Your objective:
Carry none of the pictures over; write out the complete data exactly.

>> START

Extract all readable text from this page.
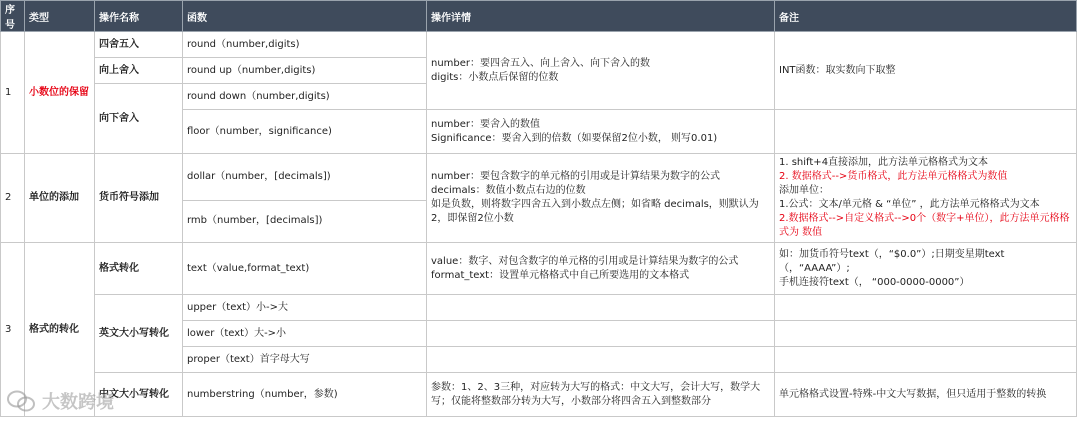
序号	类型	操作名称	函数	操作详情	备注
1	小数位的保留	四舍五入	round（number,digits)	number：要四舍五入、向上舍入、向下舍入的数
digits：小数点后保留的位数	INT函数：取实数向下取整
		向上舍入	round up（number,digits)		
		向下舍入	round down（number,digits)		
			floor（number，significance)	number：要舍入的数值
Significance：要舍入到的倍数（如要保留2位小数， 则写0.01)	

2	单位的添加	货币符号添加	dollar（number，[decimals])	number：要包含数字的单元格的引用或是计算结果为数字的公式
decimals：数值小数点右边的位数
如是负数，则将数字四舍五入到小数点左侧；如省略 decimals，则默认为2，即保留2位小数	1. shift+4直接添加，此方法单元格格式为文本
2. 数据格式-->货币格式，此方法单元格格式为数值
添加单位：
1.公式：文本/单元格 & “单位” ，此方法单元格格式为文本
2.数据格式-->自定义格式-->0个（数字+单位），此方法单元格格式为 数值

			rmb（number，[decimals])		
3	格式的转化	格式转化	text（value,format_text)	value：数字、对包含数字的单元格的引用或是计算结果为数字的公式
format_text：设置单元格格式中自己所要选用的文本格式	如：加货币符号text（，“$0.0”）;日期变星期text（，“AAAA”）;
手机连接符text（， “000-0000-0000”）

		英文大小写转化	upper（text）小->大		
			lower（text）大->小		
			proper（text）首字母大写		
		中文大小写转化	numberstring（number，参数)	参数：1、2、3三种，对应转为大写的格式：中文大写，会计大写，数学大写；仅能将整数部分转为大写，小数部分将四舍五入到整数部分	单元格格式设置-特殊-中文大写数据，但只适用于整数的转换
大数跨境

>> END

Task response:
Extract all readable text from this page.
序号	类型	操作名称	函数	操作详情	备注
1	小数位的保留	四舍五入	round（number,digits)	number：要四舍五入、向上舍入、向下舍入的数
digits：小数点后保留的位数	INT函数：取实数向下取整
		向上舍入	round up（number,digits)		
		向下舍入	round down（number,digits)		
			floor（number，significance)	number：要舍入的数值
Significance：要舍入到的倍数（如要保留2位小数， 则写0.01)	

2	单位的添加	货币符号添加	dollar（number，[decimals])	number：要包含数字的单元格的引用或是计算结果为数字的公式
decimals：数值小数点右边的位数
如是负数，则将数字四舍五入到小数点左侧；如省略 decimals，则默认为2，即保留2位小数	1. shift+4直接添加，此方法单元格格式为文本
2. 数据格式-->货币格式，此方法单元格格式为数值
添加单位：
1.公式：文本/单元格 & “单位” ，此方法单元格格式为文本
2.数据格式-->自定义格式-->0个（数字+单位），此方法单元格格式为 数值

			rmb（number，[decimals])		
3	格式的转化	格式转化	text（value,format_text)	value：数字、对包含数字的单元格的引用或是计算结果为数字的公式
format_text：设置单元格格式中自己所要选用的文本格式	如：加货币符号text（，“$0.0”）;日期变星期text（，“AAAA”）;
手机连接符text（， “000-0000-0000”）

		英文大小写转化	upper（text）小->大		
			lower（text）大->小		
			proper（text）首字母大写		
		中文大小写转化	numberstring（number，参数)	参数：1、2、3三种，对应转为大写的格式：中文大写，会计大写，数学大写；仅能将整数部分转为大写，小数部分将四舍五入到整数部分	单元格格式设置-特殊-中文大写数据，但只适用于整数的转换
大数跨境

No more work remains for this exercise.